* Start Supplied data *
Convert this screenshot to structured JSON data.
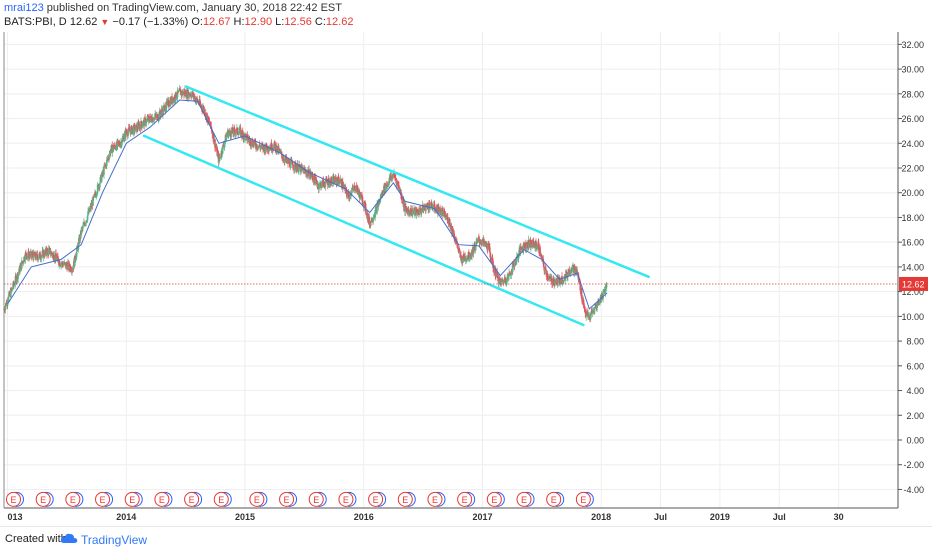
{
  "header": {
    "author": "mrai123",
    "published_text": " published on TradingView.com, January 30, 2018 22:42 EST"
  },
  "quote": {
    "symbol": "BATS:PBI, D",
    "last": "12.62",
    "change": "−0.17 (−1.33%)",
    "open_label": "O:",
    "open": "12.67",
    "high_label": "H:",
    "high": "12.90",
    "low_label": "L:",
    "low": "12.56",
    "close_label": "C:",
    "close": "12.62"
  },
  "footer": {
    "created_with": "Created with",
    "brand": "TradingView"
  },
  "colors": {
    "up": "#53b987",
    "down": "#eb4d5c",
    "channel": "#33e8f2",
    "ma": "#3f6ecb",
    "price_line": "#e53935",
    "grid": "#eeeeee",
    "event_red": "#e53935",
    "event_blue": "#2962ff"
  },
  "icons": {
    "arrow_down": "triangle-down-icon",
    "logo": "tradingview-cloud-icon"
  },
  "chart_data": {
    "type": "candlestick",
    "y_ticks": [
      "32.00",
      "30.00",
      "28.00",
      "26.00",
      "24.00",
      "22.00",
      "20.00",
      "18.00",
      "16.00",
      "14.00",
      "12.00",
      "10.00",
      "8.00",
      "6.00",
      "4.00",
      "2.00",
      "0.00",
      "-2.00",
      "-4.00"
    ],
    "ylim": [
      -5.5,
      33
    ],
    "x_ticks": [
      {
        "label": "013",
        "t": 2013.0
      },
      {
        "label": "2014",
        "t": 2014.0
      },
      {
        "label": "2015",
        "t": 2015.0
      },
      {
        "label": "2016",
        "t": 2016.0
      },
      {
        "label": "2017",
        "t": 2017.0
      },
      {
        "label": "2018",
        "t": 2018.0
      },
      {
        "label": "Jul",
        "t": 2018.5
      },
      {
        "label": "2019",
        "t": 2019.0
      },
      {
        "label": "Jul",
        "t": 2019.5
      },
      {
        "label": "30",
        "t": 2020.0
      }
    ],
    "current_price": 12.62,
    "current_price_label": "12.62",
    "price_path": [
      [
        2012.97,
        10.6
      ],
      [
        2013.05,
        12.5
      ],
      [
        2013.15,
        15.0
      ],
      [
        2013.25,
        14.8
      ],
      [
        2013.35,
        15.3
      ],
      [
        2013.45,
        14.3
      ],
      [
        2013.55,
        13.9
      ],
      [
        2013.62,
        16.8
      ],
      [
        2013.7,
        18.8
      ],
      [
        2013.8,
        21.5
      ],
      [
        2013.87,
        23.5
      ],
      [
        2013.95,
        24.0
      ],
      [
        2014.0,
        24.9
      ],
      [
        2014.08,
        25.2
      ],
      [
        2014.18,
        25.9
      ],
      [
        2014.27,
        26.2
      ],
      [
        2014.35,
        27.2
      ],
      [
        2014.45,
        28.1
      ],
      [
        2014.55,
        28.0
      ],
      [
        2014.65,
        26.8
      ],
      [
        2014.72,
        25.1
      ],
      [
        2014.78,
        22.6
      ],
      [
        2014.85,
        24.8
      ],
      [
        2014.95,
        25.0
      ],
      [
        2015.05,
        24.1
      ],
      [
        2015.15,
        23.6
      ],
      [
        2015.25,
        23.8
      ],
      [
        2015.35,
        22.5
      ],
      [
        2015.45,
        22.0
      ],
      [
        2015.55,
        21.5
      ],
      [
        2015.62,
        20.6
      ],
      [
        2015.7,
        20.9
      ],
      [
        2015.8,
        21.0
      ],
      [
        2015.87,
        19.7
      ],
      [
        2015.93,
        20.5
      ],
      [
        2016.0,
        19.2
      ],
      [
        2016.05,
        17.5
      ],
      [
        2016.1,
        18.5
      ],
      [
        2016.17,
        20.3
      ],
      [
        2016.25,
        21.5
      ],
      [
        2016.3,
        20.4
      ],
      [
        2016.35,
        18.6
      ],
      [
        2016.45,
        18.4
      ],
      [
        2016.55,
        19.0
      ],
      [
        2016.65,
        18.5
      ],
      [
        2016.72,
        17.7
      ],
      [
        2016.77,
        16.3
      ],
      [
        2016.82,
        14.6
      ],
      [
        2016.9,
        15.0
      ],
      [
        2016.97,
        16.2
      ],
      [
        2017.05,
        15.6
      ],
      [
        2017.1,
        13.7
      ],
      [
        2017.15,
        12.7
      ],
      [
        2017.22,
        13.2
      ],
      [
        2017.28,
        14.5
      ],
      [
        2017.33,
        15.6
      ],
      [
        2017.4,
        15.9
      ],
      [
        2017.47,
        15.7
      ],
      [
        2017.52,
        13.9
      ],
      [
        2017.57,
        12.9
      ],
      [
        2017.63,
        12.8
      ],
      [
        2017.7,
        13.2
      ],
      [
        2017.75,
        14.0
      ],
      [
        2017.8,
        13.5
      ],
      [
        2017.84,
        11.5
      ],
      [
        2017.87,
        10.2
      ],
      [
        2017.9,
        9.9
      ],
      [
        2017.94,
        10.5
      ],
      [
        2018.0,
        11.5
      ],
      [
        2018.05,
        12.62
      ]
    ],
    "moving_average": {
      "color": "#3f6ecb",
      "path": [
        [
          2013.0,
          11.0
        ],
        [
          2013.2,
          14.0
        ],
        [
          2013.45,
          14.6
        ],
        [
          2013.62,
          15.8
        ],
        [
          2013.8,
          20.0
        ],
        [
          2014.0,
          24.0
        ],
        [
          2014.2,
          25.3
        ],
        [
          2014.45,
          27.5
        ],
        [
          2014.6,
          27.4
        ],
        [
          2014.78,
          24.0
        ],
        [
          2015.0,
          24.6
        ],
        [
          2015.3,
          23.2
        ],
        [
          2015.55,
          21.6
        ],
        [
          2015.85,
          20.3
        ],
        [
          2016.05,
          18.4
        ],
        [
          2016.25,
          20.8
        ],
        [
          2016.35,
          19.3
        ],
        [
          2016.6,
          18.7
        ],
        [
          2016.8,
          15.8
        ],
        [
          2016.97,
          15.7
        ],
        [
          2017.15,
          13.3
        ],
        [
          2017.35,
          15.4
        ],
        [
          2017.5,
          14.6
        ],
        [
          2017.65,
          13.0
        ],
        [
          2017.8,
          13.5
        ],
        [
          2017.9,
          10.6
        ],
        [
          2018.05,
          11.9
        ]
      ]
    },
    "channel": {
      "color": "#33e8f2",
      "upper": [
        [
          2014.5,
          28.6
        ],
        [
          2018.4,
          13.2
        ]
      ],
      "lower": [
        [
          2014.15,
          24.6
        ],
        [
          2017.85,
          9.3
        ]
      ]
    },
    "events": {
      "label": "E",
      "y": -4.8,
      "t": [
        2013.05,
        2013.3,
        2013.55,
        2013.8,
        2014.05,
        2014.3,
        2014.55,
        2014.8,
        2015.1,
        2015.35,
        2015.6,
        2015.85,
        2016.1,
        2016.35,
        2016.6,
        2016.85,
        2017.1,
        2017.35,
        2017.6,
        2017.85
      ]
    }
  }
}
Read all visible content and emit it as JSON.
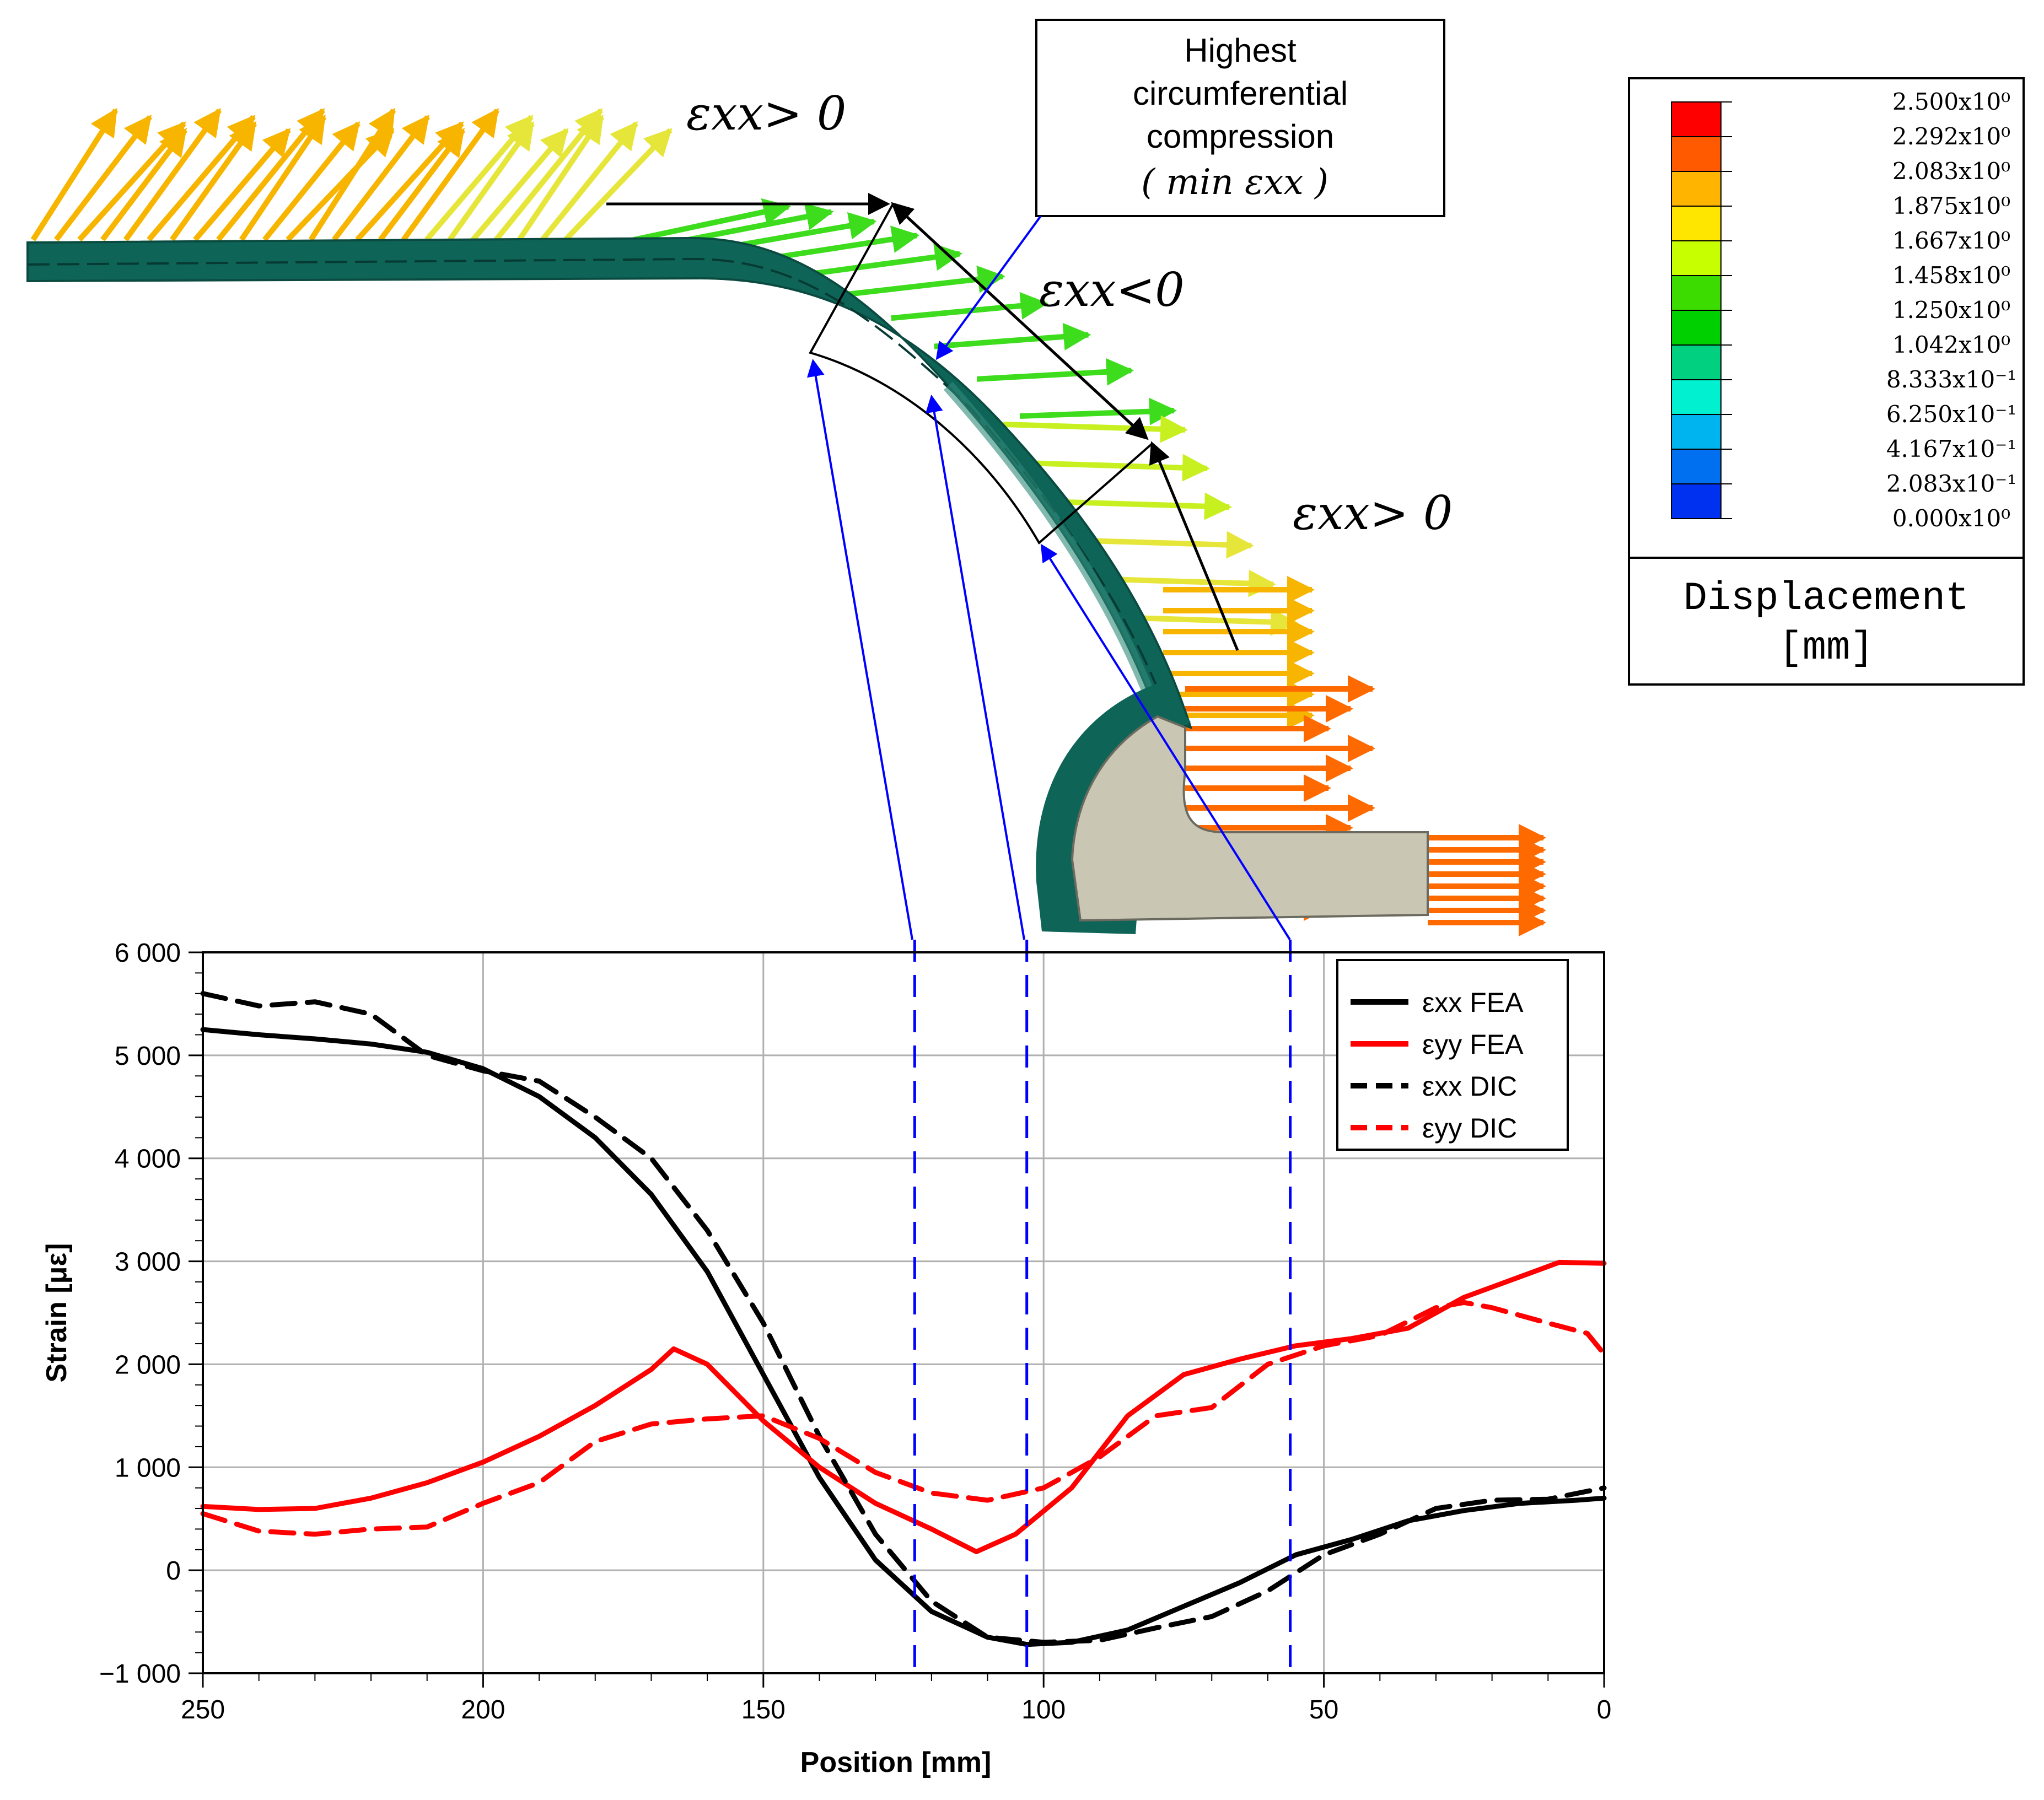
{
  "annotations": {
    "eps_pos_top": "εxx> 0",
    "eps_neg": "εxx<0",
    "eps_pos_right": "εxx> 0",
    "callout_lines": [
      "Highest",
      "circumferential",
      "compression",
      "( min  εxx )"
    ]
  },
  "legend_colorbar": {
    "values": [
      "2.500x10⁰",
      "2.292x10⁰",
      "2.083x10⁰",
      "1.875x10⁰",
      "1.667x10⁰",
      "1.458x10⁰",
      "1.250x10⁰",
      "1.042x10⁰",
      "8.333x10⁻¹",
      "6.250x10⁻¹",
      "4.167x10⁻¹",
      "2.083x10⁻¹",
      "0.000x10⁰"
    ],
    "colors": [
      "#ff0000",
      "#ff5a00",
      "#ffb400",
      "#ffe600",
      "#c8ff00",
      "#3cdc00",
      "#00d000",
      "#00d080",
      "#00f0d0",
      "#00b4f0",
      "#0070f0",
      "#0030f0",
      "#0000f0"
    ],
    "title_lines": [
      "Displacement",
      "[mm]"
    ]
  },
  "arrow_colors": {
    "flat": "#f7b500",
    "yellow": "#e6e63a",
    "green": "#3ddc1c",
    "lime": "#c8f020",
    "orange": "#ff6a00",
    "shell": "#0f6458",
    "insert": "#c9c6b4",
    "marker": "#0000ff"
  },
  "chart_data": {
    "type": "line",
    "xlabel": "Position [mm]",
    "ylabel": "Strain [με]",
    "xlim": [
      250,
      0
    ],
    "ylim": [
      -1000,
      6000
    ],
    "x_reversed": true,
    "grid": true,
    "legend_position": "top-right",
    "x_ticks": [
      "250",
      "200",
      "150",
      "100",
      "50",
      "0"
    ],
    "y_ticks": [
      "6 000",
      "5 000",
      "4 000",
      "3 000",
      "2 000",
      "1 000",
      "0",
      "−1 000"
    ],
    "marker_positions": [
      123,
      103,
      56
    ],
    "series": [
      {
        "name": "εxx FEA",
        "color": "#000000",
        "dash": "solid",
        "x": [
          250,
          240,
          230,
          220,
          210,
          200,
          190,
          180,
          170,
          160,
          150,
          140,
          130,
          120,
          110,
          103,
          95,
          85,
          75,
          65,
          55,
          45,
          35,
          25,
          15,
          5,
          0
        ],
        "y": [
          5250,
          5200,
          5160,
          5110,
          5030,
          4870,
          4600,
          4200,
          3650,
          2900,
          1900,
          900,
          100,
          -400,
          -650,
          -720,
          -700,
          -580,
          -350,
          -120,
          150,
          300,
          480,
          580,
          650,
          680,
          700
        ]
      },
      {
        "name": "εyy FEA",
        "color": "#ff0000",
        "dash": "solid",
        "x": [
          250,
          240,
          230,
          220,
          210,
          200,
          190,
          180,
          170,
          166,
          160,
          150,
          140,
          130,
          120,
          112,
          105,
          95,
          85,
          75,
          65,
          55,
          45,
          35,
          25,
          15,
          8,
          0
        ],
        "y": [
          620,
          590,
          600,
          700,
          850,
          1050,
          1300,
          1600,
          1950,
          2150,
          2000,
          1450,
          1000,
          650,
          400,
          180,
          350,
          800,
          1500,
          1900,
          2050,
          2180,
          2250,
          2350,
          2650,
          2850,
          2990,
          2980
        ]
      },
      {
        "name": "εxx DIC",
        "color": "#000000",
        "dash": "dashed",
        "x": [
          250,
          240,
          230,
          220,
          210,
          200,
          190,
          180,
          170,
          160,
          150,
          140,
          130,
          120,
          110,
          100,
          90,
          80,
          70,
          60,
          50,
          40,
          30,
          20,
          10,
          0
        ],
        "y": [
          5600,
          5480,
          5520,
          5400,
          5000,
          4850,
          4750,
          4400,
          4000,
          3300,
          2400,
          1300,
          350,
          -300,
          -650,
          -700,
          -680,
          -560,
          -450,
          -200,
          150,
          350,
          600,
          680,
          690,
          800
        ]
      },
      {
        "name": "εyy DIC",
        "color": "#ff0000",
        "dash": "dashed",
        "x": [
          250,
          240,
          230,
          220,
          210,
          200,
          190,
          180,
          170,
          160,
          150,
          140,
          130,
          120,
          110,
          100,
          90,
          80,
          70,
          60,
          50,
          40,
          30,
          25,
          20,
          10,
          3,
          0
        ],
        "y": [
          550,
          380,
          350,
          400,
          420,
          650,
          850,
          1250,
          1420,
          1470,
          1500,
          1280,
          950,
          750,
          680,
          800,
          1100,
          1500,
          1580,
          2000,
          2180,
          2280,
          2550,
          2600,
          2550,
          2400,
          2300,
          2100
        ]
      }
    ]
  }
}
* End Supplied data *
Exercise task :: Count every line of the records that holds "JSON". State the number, nothing else.

Problem solution :: 2